• **The problem**:
Every line of the records must be repeated exactly; pictures stay out.

Records from a data source:
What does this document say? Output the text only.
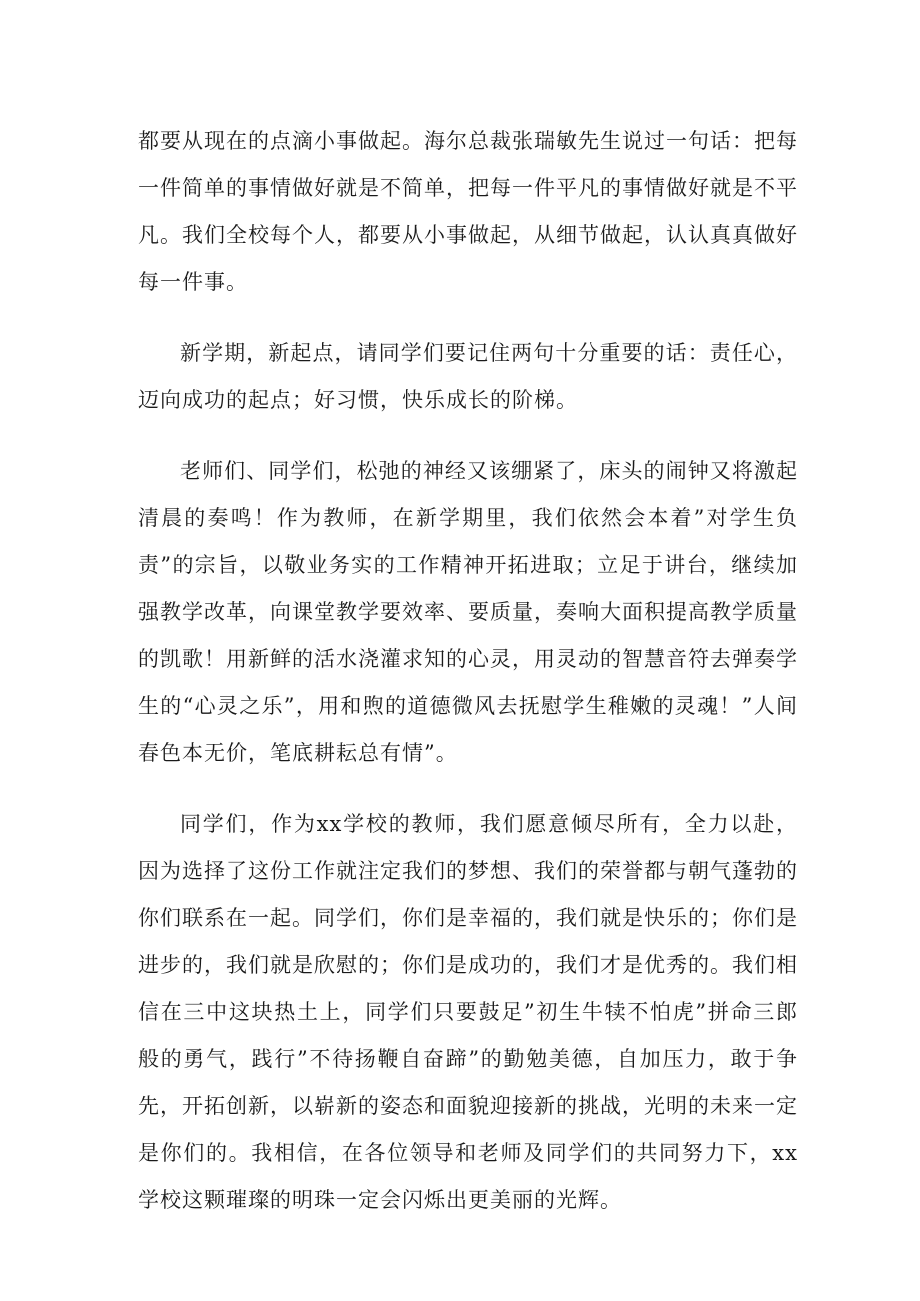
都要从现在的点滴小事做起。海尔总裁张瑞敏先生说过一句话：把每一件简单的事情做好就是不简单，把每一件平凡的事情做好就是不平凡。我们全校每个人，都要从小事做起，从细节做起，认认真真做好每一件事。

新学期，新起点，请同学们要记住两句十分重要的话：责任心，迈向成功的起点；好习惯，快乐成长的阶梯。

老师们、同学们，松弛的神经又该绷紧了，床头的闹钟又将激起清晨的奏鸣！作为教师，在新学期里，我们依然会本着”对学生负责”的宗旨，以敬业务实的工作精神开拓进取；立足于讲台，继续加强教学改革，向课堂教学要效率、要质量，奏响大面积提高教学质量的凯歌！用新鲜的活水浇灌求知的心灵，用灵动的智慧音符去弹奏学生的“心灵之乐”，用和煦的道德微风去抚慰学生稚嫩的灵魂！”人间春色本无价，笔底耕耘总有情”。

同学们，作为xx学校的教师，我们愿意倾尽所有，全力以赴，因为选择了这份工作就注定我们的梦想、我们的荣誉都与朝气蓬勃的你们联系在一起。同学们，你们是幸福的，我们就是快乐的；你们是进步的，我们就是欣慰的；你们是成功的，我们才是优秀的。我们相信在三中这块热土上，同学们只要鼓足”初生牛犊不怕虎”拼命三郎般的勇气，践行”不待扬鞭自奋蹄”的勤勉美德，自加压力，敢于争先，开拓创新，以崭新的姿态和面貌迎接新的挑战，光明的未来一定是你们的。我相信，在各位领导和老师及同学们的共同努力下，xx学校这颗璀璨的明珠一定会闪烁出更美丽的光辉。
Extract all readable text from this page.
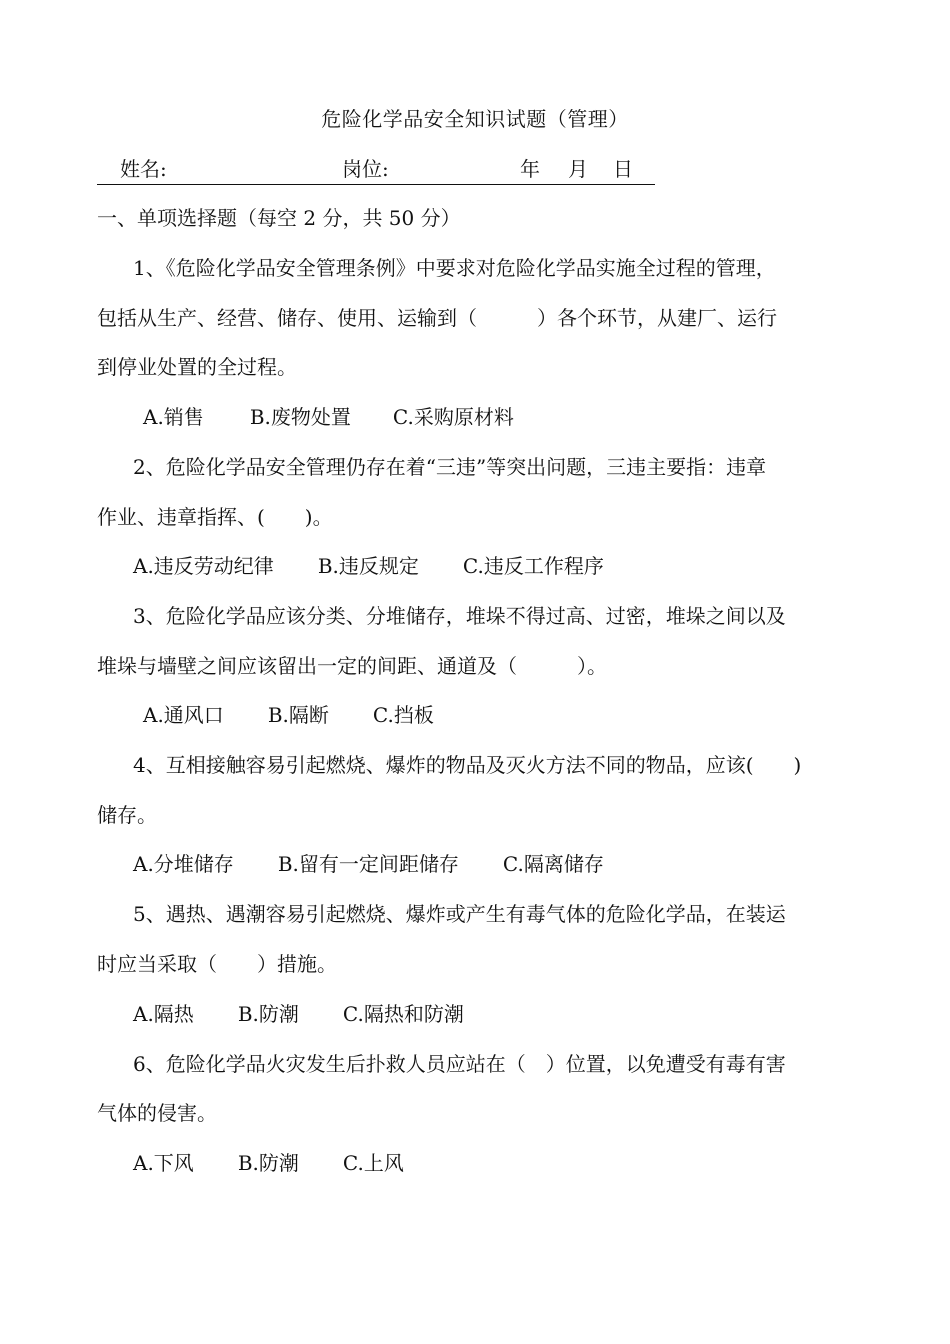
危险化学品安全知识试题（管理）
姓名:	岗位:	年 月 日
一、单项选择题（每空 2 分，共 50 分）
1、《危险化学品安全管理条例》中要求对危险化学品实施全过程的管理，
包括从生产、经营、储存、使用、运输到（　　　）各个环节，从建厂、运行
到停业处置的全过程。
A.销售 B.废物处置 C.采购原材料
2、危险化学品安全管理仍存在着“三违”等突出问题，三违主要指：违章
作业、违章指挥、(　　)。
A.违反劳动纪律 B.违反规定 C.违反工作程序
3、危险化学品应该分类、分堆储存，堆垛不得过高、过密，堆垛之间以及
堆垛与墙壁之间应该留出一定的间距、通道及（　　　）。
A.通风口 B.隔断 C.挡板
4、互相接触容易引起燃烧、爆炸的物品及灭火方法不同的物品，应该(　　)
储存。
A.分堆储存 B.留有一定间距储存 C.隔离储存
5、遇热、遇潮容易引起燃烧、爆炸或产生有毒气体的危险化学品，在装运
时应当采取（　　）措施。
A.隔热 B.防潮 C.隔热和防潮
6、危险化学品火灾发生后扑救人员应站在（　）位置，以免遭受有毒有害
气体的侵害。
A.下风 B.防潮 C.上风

• **Output of the exercise**:
What does this document say? Output the text only.
都要从现在的点滴小事做起。海尔总裁张瑞敏先生说过一句话：把每一件简单的事情做好就是不简单，把每一件平凡的事情做好就是不平凡。我们全校每个人，都要从小事做起，从细节做起，认认真真做好每一件事。

新学期，新起点，请同学们要记住两句十分重要的话：责任心，迈向成功的起点；好习惯，快乐成长的阶梯。

老师们、同学们，松弛的神经又该绷紧了，床头的闹钟又将激起清晨的奏鸣！作为教师，在新学期里，我们依然会本着”对学生负责”的宗旨，以敬业务实的工作精神开拓进取；立足于讲台，继续加强教学改革，向课堂教学要效率、要质量，奏响大面积提高教学质量的凯歌！用新鲜的活水浇灌求知的心灵，用灵动的智慧音符去弹奏学生的“心灵之乐”，用和煦的道德微风去抚慰学生稚嫩的灵魂！”人间春色本无价，笔底耕耘总有情”。

同学们，作为xx学校的教师，我们愿意倾尽所有，全力以赴，因为选择了这份工作就注定我们的梦想、我们的荣誉都与朝气蓬勃的你们联系在一起。同学们，你们是幸福的，我们就是快乐的；你们是进步的，我们就是欣慰的；你们是成功的，我们才是优秀的。我们相信在三中这块热土上，同学们只要鼓足”初生牛犊不怕虎”拼命三郎般的勇气，践行”不待扬鞭自奋蹄”的勤勉美德，自加压力，敢于争先，开拓创新，以崭新的姿态和面貌迎接新的挑战，光明的未来一定是你们的。我相信，在各位领导和老师及同学们的共同努力下，xx学校这颗璀璨的明珠一定会闪烁出更美丽的光辉。
Extract all readable text from this page.
危险化学品安全知识试题（管理）
姓名:	岗位:	年 月 日
一、单项选择题（每空 2 分，共 50 分）
1、《危险化学品安全管理条例》中要求对危险化学品实施全过程的管理，
包括从生产、经营、储存、使用、运输到（　　　）各个环节，从建厂、运行
到停业处置的全过程。
A.销售 B.废物处置 C.采购原材料
2、危险化学品安全管理仍存在着“三违”等突出问题，三违主要指：违章
作业、违章指挥、(　　)。
A.违反劳动纪律 B.违反规定 C.违反工作程序
3、危险化学品应该分类、分堆储存，堆垛不得过高、过密，堆垛之间以及
堆垛与墙壁之间应该留出一定的间距、通道及（　　　）。
A.通风口 B.隔断 C.挡板
4、互相接触容易引起燃烧、爆炸的物品及灭火方法不同的物品，应该(　　)
储存。
A.分堆储存 B.留有一定间距储存 C.隔离储存
5、遇热、遇潮容易引起燃烧、爆炸或产生有毒气体的危险化学品，在装运
时应当采取（　　）措施。
A.隔热 B.防潮 C.隔热和防潮
6、危险化学品火灾发生后扑救人员应站在（　）位置，以免遭受有毒有害
气体的侵害。
A.下风 B.防潮 C.上风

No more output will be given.